» TO DO
Each entry below must be repeated exactly, with pictures left out.

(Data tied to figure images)
[START]
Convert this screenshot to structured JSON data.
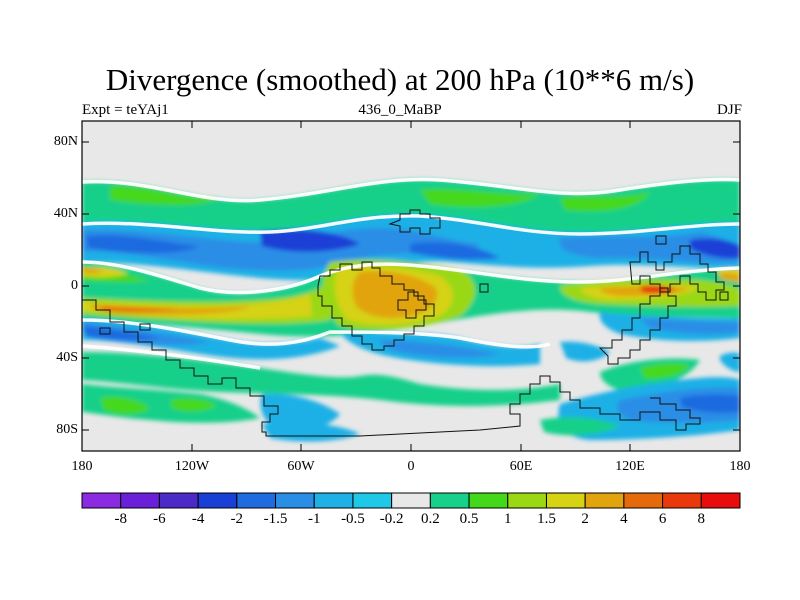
{
  "title": "Divergence (smoothed) at 200 hPa (10**6 m/s)",
  "subtitle_left": "Expt = teYAj1",
  "subtitle_center": "436_0_MaBP",
  "subtitle_right": "DJF",
  "y_ticks": [
    "80N",
    "40N",
    "0",
    "40S",
    "80S"
  ],
  "x_ticks": [
    "180",
    "120W",
    "60W",
    "0",
    "60E",
    "120E",
    "180"
  ],
  "colorbar": {
    "labels": [
      "-8",
      "-6",
      "-4",
      "-2",
      "-1.5",
      "-1",
      "-0.5",
      "-0.2",
      "0.2",
      "0.5",
      "1",
      "1.5",
      "2",
      "4",
      "6",
      "8"
    ],
    "colors": [
      "#8a2be2",
      "#6a1fd8",
      "#4b2ac8",
      "#1a3fd6",
      "#1f6be0",
      "#2a8ee6",
      "#1fb0e6",
      "#20c8e8",
      "#e8e8e8",
      "#19d08a",
      "#44d81a",
      "#9ad814",
      "#d6d214",
      "#e2a40e",
      "#e56a0c",
      "#e8380c",
      "#e80c0c"
    ]
  },
  "colors": {
    "background_field": "#e8e8e8",
    "frame": "#000000",
    "land_outline": "#111111"
  }
}
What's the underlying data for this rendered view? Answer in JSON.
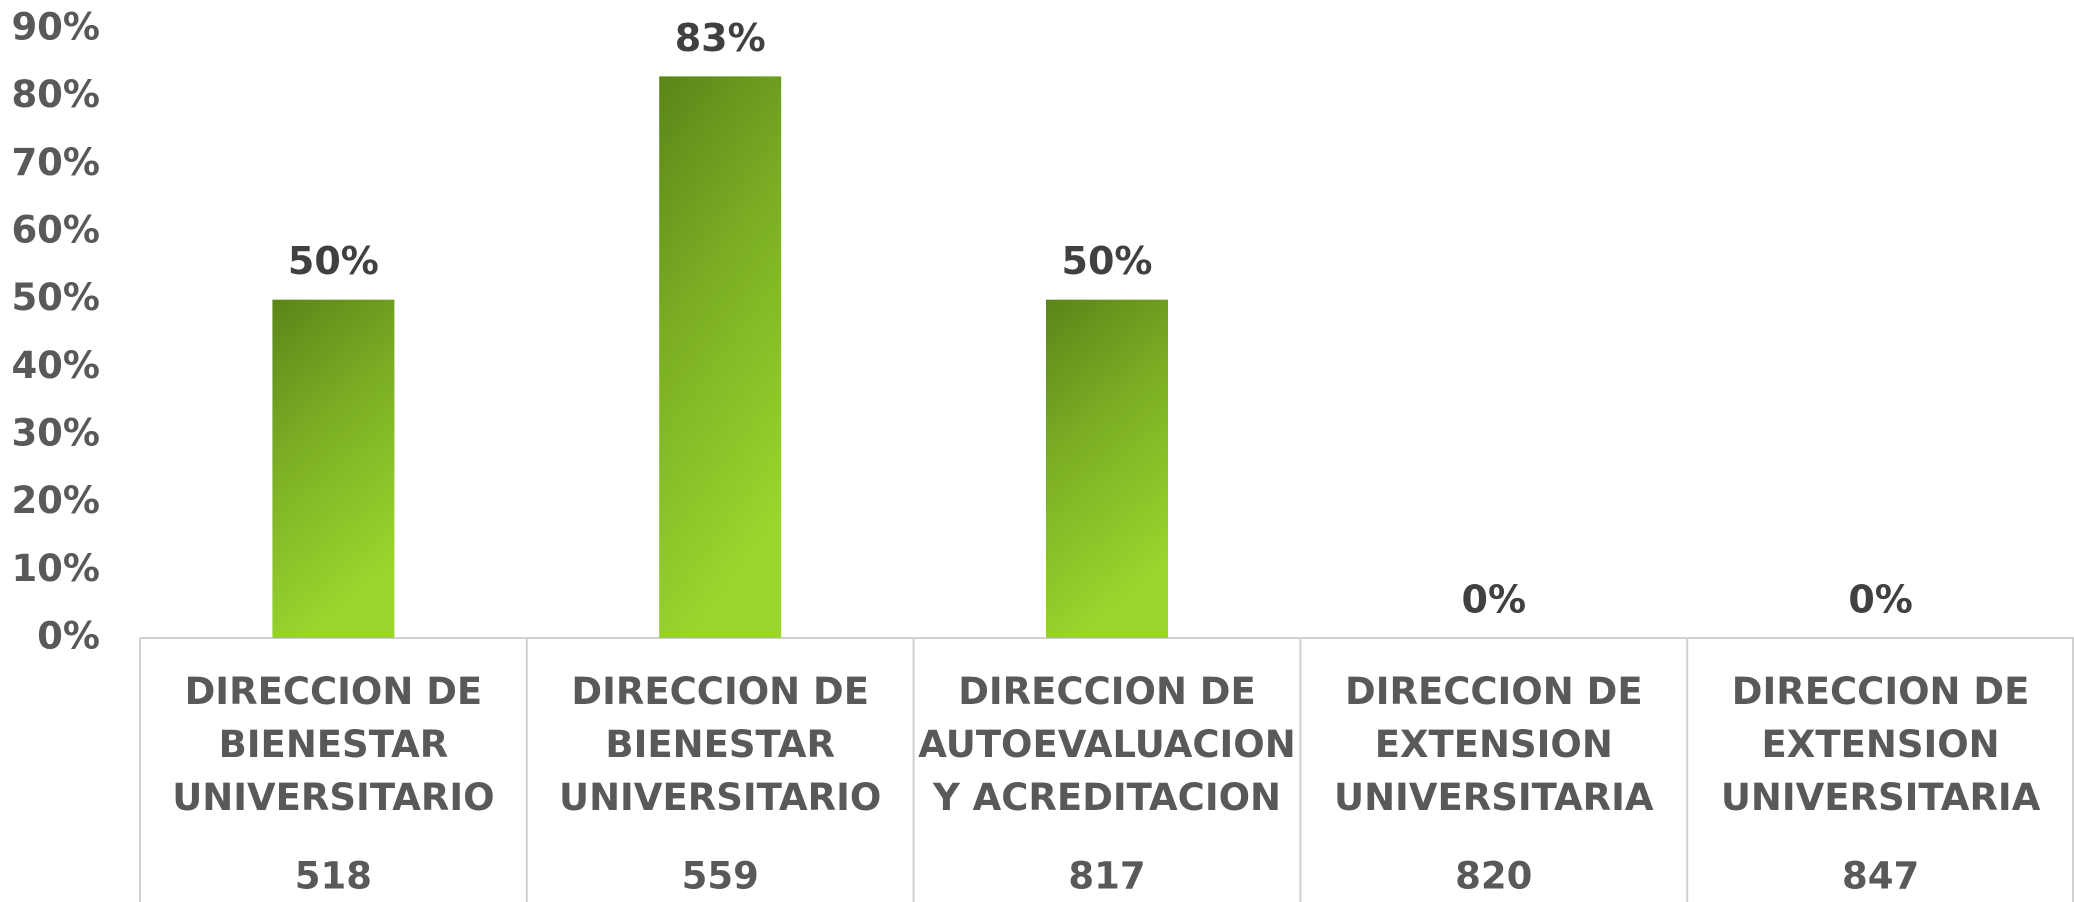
{
  "chart_data": {
    "type": "bar",
    "categories": [
      "DIRECCION DE BIENESTAR UNIVERSITARIO",
      "DIRECCION DE BIENESTAR UNIVERSITARIO",
      "DIRECCION DE AUTOEVALUACION Y ACREDITACION",
      "DIRECCION DE EXTENSION UNIVERSITARIA",
      "DIRECCION DE EXTENSION UNIVERSITARIA"
    ],
    "category_codes": [
      "518",
      "559",
      "817",
      "820",
      "847"
    ],
    "values": [
      50,
      83,
      50,
      0,
      0
    ],
    "value_labels": [
      "50%",
      "83%",
      "50%",
      "0%",
      "0%"
    ],
    "color": "#7fb424",
    "ylim": [
      0,
      90
    ],
    "yticks": [
      {
        "value": 0,
        "label": "0%"
      },
      {
        "value": 10,
        "label": "10%"
      },
      {
        "value": 20,
        "label": "20%"
      },
      {
        "value": 30,
        "label": "30%"
      },
      {
        "value": 40,
        "label": "40%"
      },
      {
        "value": 50,
        "label": "50%"
      },
      {
        "value": 60,
        "label": "60%"
      },
      {
        "value": 70,
        "label": "70%"
      },
      {
        "value": 80,
        "label": "80%"
      },
      {
        "value": 90,
        "label": "90%"
      }
    ],
    "grid": false
  }
}
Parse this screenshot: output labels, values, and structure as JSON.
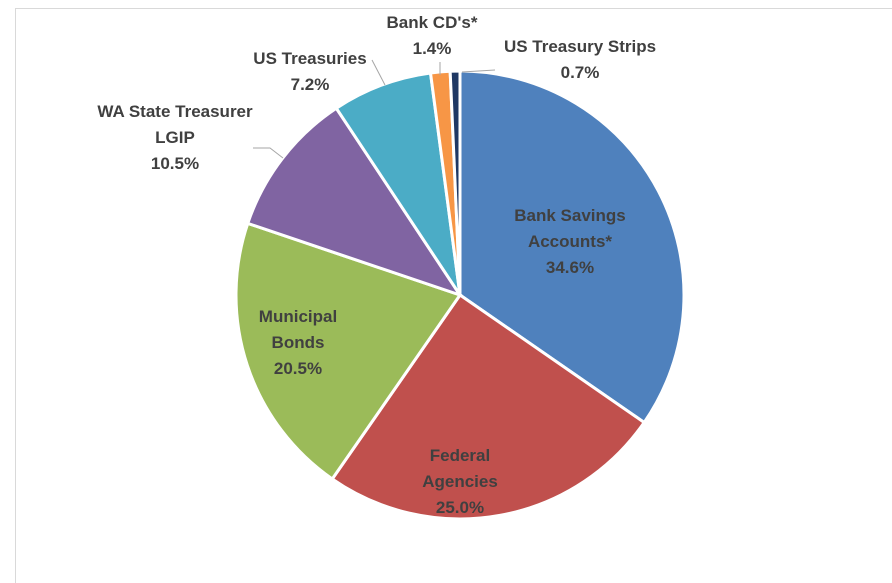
{
  "chart_data": {
    "type": "pie",
    "categories": [
      "Bank Savings Accounts*",
      "Federal Agencies",
      "Municipal Bonds",
      "WA State Treasurer LGIP",
      "US Treasuries",
      "Bank CD's*",
      "US Treasury Strips"
    ],
    "values": [
      34.6,
      25.0,
      20.5,
      10.5,
      7.2,
      1.4,
      0.7
    ],
    "value_labels": [
      "34.6%",
      "25.0%",
      "20.5%",
      "10.5%",
      "7.2%",
      "1.4%",
      "0.7%"
    ],
    "colors": [
      "#4f81bd",
      "#c0504d",
      "#9bbb59",
      "#8064a2",
      "#4bacc6",
      "#f79646",
      "#1f3864"
    ]
  }
}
[END]
» FINISHED TASK
Convert this screenshot to structured JSON data.
{
  "title": "Divergence (smoothed) at 200 hPa (10**6 m/s)",
  "subtitle_left": "Expt = teYAj1",
  "subtitle_center": "436_0_MaBP",
  "subtitle_right": "DJF",
  "y_ticks": [
    "80N",
    "40N",
    "0",
    "40S",
    "80S"
  ],
  "x_ticks": [
    "180",
    "120W",
    "60W",
    "0",
    "60E",
    "120E",
    "180"
  ],
  "colorbar": {
    "labels": [
      "-8",
      "-6",
      "-4",
      "-2",
      "-1.5",
      "-1",
      "-0.5",
      "-0.2",
      "0.2",
      "0.5",
      "1",
      "1.5",
      "2",
      "4",
      "6",
      "8"
    ],
    "colors": [
      "#8a2be2",
      "#6a1fd8",
      "#4b2ac8",
      "#1a3fd6",
      "#1f6be0",
      "#2a8ee6",
      "#1fb0e6",
      "#20c8e8",
      "#e8e8e8",
      "#19d08a",
      "#44d81a",
      "#9ad814",
      "#d6d214",
      "#e2a40e",
      "#e56a0c",
      "#e8380c",
      "#e80c0c"
    ]
  },
  "colors": {
    "background_field": "#e8e8e8",
    "frame": "#000000",
    "land_outline": "#111111"
  }
}
What's the underlying data for this rendered view? Answer in JSON.
{
  "chart_data": {
    "type": "bar",
    "categories": [
      "DIRECCION DE BIENESTAR UNIVERSITARIO",
      "DIRECCION DE BIENESTAR UNIVERSITARIO",
      "DIRECCION DE AUTOEVALUACION Y ACREDITACION",
      "DIRECCION DE EXTENSION UNIVERSITARIA",
      "DIRECCION DE EXTENSION UNIVERSITARIA"
    ],
    "category_codes": [
      "518",
      "559",
      "817",
      "820",
      "847"
    ],
    "values": [
      50,
      83,
      50,
      0,
      0
    ],
    "value_labels": [
      "50%",
      "83%",
      "50%",
      "0%",
      "0%"
    ],
    "color": "#7fb424",
    "ylim": [
      0,
      90
    ],
    "yticks": [
      {
        "value": 0,
        "label": "0%"
      },
      {
        "value": 10,
        "label": "10%"
      },
      {
        "value": 20,
        "label": "20%"
      },
      {
        "value": 30,
        "label": "30%"
      },
      {
        "value": 40,
        "label": "40%"
      },
      {
        "value": 50,
        "label": "50%"
      },
      {
        "value": 60,
        "label": "60%"
      },
      {
        "value": 70,
        "label": "70%"
      },
      {
        "value": 80,
        "label": "80%"
      },
      {
        "value": 90,
        "label": "90%"
      }
    ],
    "grid": false
  }
}
Parse this screenshot: output labels, values, and structure as JSON.
{
  "chart_data": {
    "type": "pie",
    "categories": [
      "Bank Savings Accounts*",
      "Federal Agencies",
      "Municipal Bonds",
      "WA State Treasurer LGIP",
      "US Treasuries",
      "Bank CD's*",
      "US Treasury Strips"
    ],
    "values": [
      34.6,
      25.0,
      20.5,
      10.5,
      7.2,
      1.4,
      0.7
    ],
    "value_labels": [
      "34.6%",
      "25.0%",
      "20.5%",
      "10.5%",
      "7.2%",
      "1.4%",
      "0.7%"
    ],
    "colors": [
      "#4f81bd",
      "#c0504d",
      "#9bbb59",
      "#8064a2",
      "#4bacc6",
      "#f79646",
      "#1f3864"
    ]
  }
}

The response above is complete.